## Work required
What follows is a set of records; restate each one word for word and drop the pictures.

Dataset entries
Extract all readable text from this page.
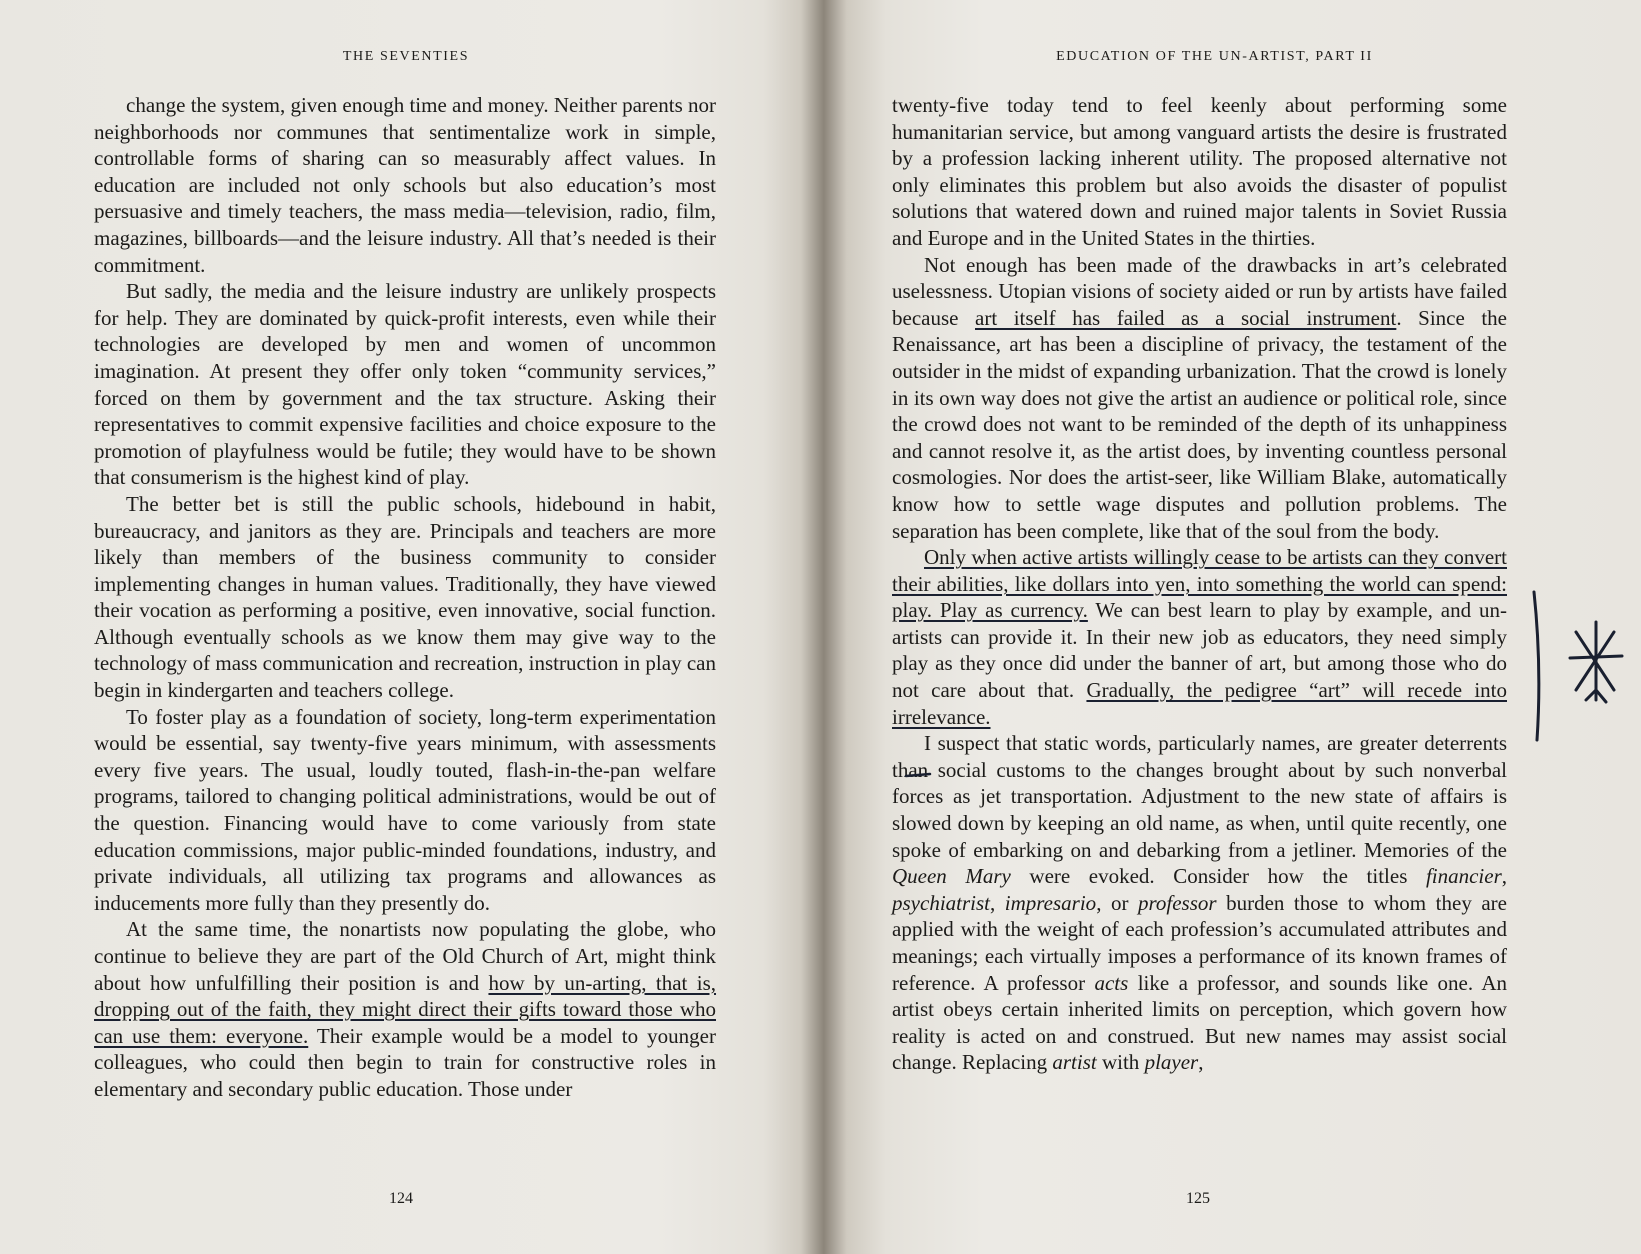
THE SEVENTIES

change the system, given enough time and money. Neither parents nor neighborhoods nor communes that sentimentalize work in simple, controllable forms of sharing can so measurably affect values. In education are included not only schools but also education’s most persuasive and timely teachers, the mass media—television, radio, film, magazines, billboards—and the leisure industry. All that’s needed is their commitment.

But sadly, the media and the leisure industry are unlikely prospects for help. They are dominated by quick-profit interests, even while their technologies are developed by men and women of uncommon imagination. At present they offer only token “community services,” forced on them by government and the tax structure. Asking their representatives to commit expensive facilities and choice exposure to the promotion of playfulness would be futile; they would have to be shown that consumerism is the highest kind of play.

The better bet is still the public schools, hidebound in habit, bureaucracy, and janitors as they are. Principals and teachers are more likely than members of the business community to consider implementing changes in human values. Traditionally, they have viewed their vocation as performing a positive, even innovative, social function. Although eventually schools as we know them may give way to the technology of mass communication and recreation, instruction in play can begin in kindergarten and teachers college.

To foster play as a foundation of society, long-term experimentation would be essential, say twenty-five years minimum, with assessments every five years. The usual, loudly touted, flash-in-the-pan welfare programs, tailored to changing political administrations, would be out of the question. Financing would have to come variously from state education commissions, major public-minded foundations, industry, and private individuals, all utilizing tax programs and allowances as inducements more fully than they presently do.

At the same time, the nonartists now populating the globe, who continue to believe they are part of the Old Church of Art, might think about how unfulfilling their position is and how by un-arting, that is, dropping out of the faith, they might direct their gifts toward those who can use them: everyone. Their example would be a model to younger colleagues, who could then begin to train for constructive roles in elementary and secondary public education. Those under

124
EDUCATION OF THE UN-ARTIST, PART II

twenty-five today tend to feel keenly about performing some humanitarian service, but among vanguard artists the desire is frustrated by a profession lacking inherent utility. The proposed alternative not only eliminates this problem but also avoids the disaster of populist solutions that watered down and ruined major talents in Soviet Russia and Europe and in the United States in the thirties.

Not enough has been made of the drawbacks in art’s celebrated uselessness. Utopian visions of society aided or run by artists have failed because art itself has failed as a social instrument. Since the Renaissance, art has been a discipline of privacy, the testament of the outsider in the midst of expanding urbanization. That the crowd is lonely in its own way does not give the artist an audience or political role, since the crowd does not want to be reminded of the depth of its unhappiness and cannot resolve it, as the artist does, by inventing countless personal cosmologies. Nor does the artist-seer, like William Blake, automatically know how to settle wage disputes and pollution problems. The separation has been complete, like that of the soul from the body.

Only when active artists willingly cease to be artists can they convert their abilities, like dollars into yen, into something the world can spend: play. Play as currency. We can best learn to play by example, and un-artists can provide it. In their new job as educators, they need simply play as they once did under the banner of art, but among those who do not care about that. Gradually, the pedigree “art” will recede into irrelevance.

I suspect that static words, particularly names, are greater deterrents than social customs to the changes brought about by such nonverbal forces as jet transportation. Adjustment to the new state of affairs is slowed down by keeping an old name, as when, until quite recently, one spoke of embarking on and debarking from a jetliner. Memories of the Queen Mary were evoked. Consider how the titles financier, psychiatrist, impresario, or professor burden those to whom they are applied with the weight of each profession’s accumulated attributes and meanings; each virtually imposes a performance of its known frames of reference. A professor acts like a professor, and sounds like one. An artist obeys certain inherited limits on perception, which govern how reality is acted on and construed. But new names may assist social change. Replacing artist with player,

125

## Reply to the exercise
Extract all readable text from this page.
THE SEVENTIES

change the system, given enough time and money. Neither parents nor neighborhoods nor communes that sentimentalize work in simple, controllable forms of sharing can so measurably affect values. In education are included not only schools but also education’s most persuasive and timely teachers, the mass media—television, radio, film, magazines, billboards—and the leisure industry. All that’s needed is their commitment.

But sadly, the media and the leisure industry are unlikely prospects for help. They are dominated by quick-profit interests, even while their technologies are developed by men and women of uncommon imagination. At present they offer only token “community services,” forced on them by government and the tax structure. Asking their representatives to commit expensive facilities and choice exposure to the promotion of playfulness would be futile; they would have to be shown that consumerism is the highest kind of play.

The better bet is still the public schools, hidebound in habit, bureaucracy, and janitors as they are. Principals and teachers are more likely than members of the business community to consider implementing changes in human values. Traditionally, they have viewed their vocation as performing a positive, even innovative, social function. Although eventually schools as we know them may give way to the technology of mass communication and recreation, instruction in play can begin in kindergarten and teachers college.

To foster play as a foundation of society, long-term experimentation would be essential, say twenty-five years minimum, with assessments every five years. The usual, loudly touted, flash-in-the-pan welfare programs, tailored to changing political administrations, would be out of the question. Financing would have to come variously from state education commissions, major public-minded foundations, industry, and private individuals, all utilizing tax programs and allowances as inducements more fully than they presently do.

At the same time, the nonartists now populating the globe, who continue to believe they are part of the Old Church of Art, might think about how unfulfilling their position is and how by un-arting, that is, dropping out of the faith, they might direct their gifts toward those who can use them: everyone. Their example would be a model to younger colleagues, who could then begin to train for constructive roles in elementary and secondary public education. Those under

124
EDUCATION OF THE UN-ARTIST, PART II

twenty-five today tend to feel keenly about performing some humanitarian service, but among vanguard artists the desire is frustrated by a profession lacking inherent utility. The proposed alternative not only eliminates this problem but also avoids the disaster of populist solutions that watered down and ruined major talents in Soviet Russia and Europe and in the United States in the thirties.

Not enough has been made of the drawbacks in art’s celebrated uselessness. Utopian visions of society aided or run by artists have failed because art itself has failed as a social instrument. Since the Renaissance, art has been a discipline of privacy, the testament of the outsider in the midst of expanding urbanization. That the crowd is lonely in its own way does not give the artist an audience or political role, since the crowd does not want to be reminded of the depth of its unhappiness and cannot resolve it, as the artist does, by inventing countless personal cosmologies. Nor does the artist-seer, like William Blake, automatically know how to settle wage disputes and pollution problems. The separation has been complete, like that of the soul from the body.

Only when active artists willingly cease to be artists can they convert their abilities, like dollars into yen, into something the world can spend: play. Play as currency. We can best learn to play by example, and un-artists can provide it. In their new job as educators, they need simply play as they once did under the banner of art, but among those who do not care about that. Gradually, the pedigree “art” will recede into irrelevance.

I suspect that static words, particularly names, are greater deterrents than social customs to the changes brought about by such nonverbal forces as jet transportation. Adjustment to the new state of affairs is slowed down by keeping an old name, as when, until quite recently, one spoke of embarking on and debarking from a jetliner. Memories of the Queen Mary were evoked. Consider how the titles financier, psychiatrist, impresario, or professor burden those to whom they are applied with the weight of each profession’s accumulated attributes and meanings; each virtually imposes a performance of its known frames of reference. A professor acts like a professor, and sounds like one. An artist obeys certain inherited limits on perception, which govern how reality is acted on and construed. But new names may assist social change. Replacing artist with player,

125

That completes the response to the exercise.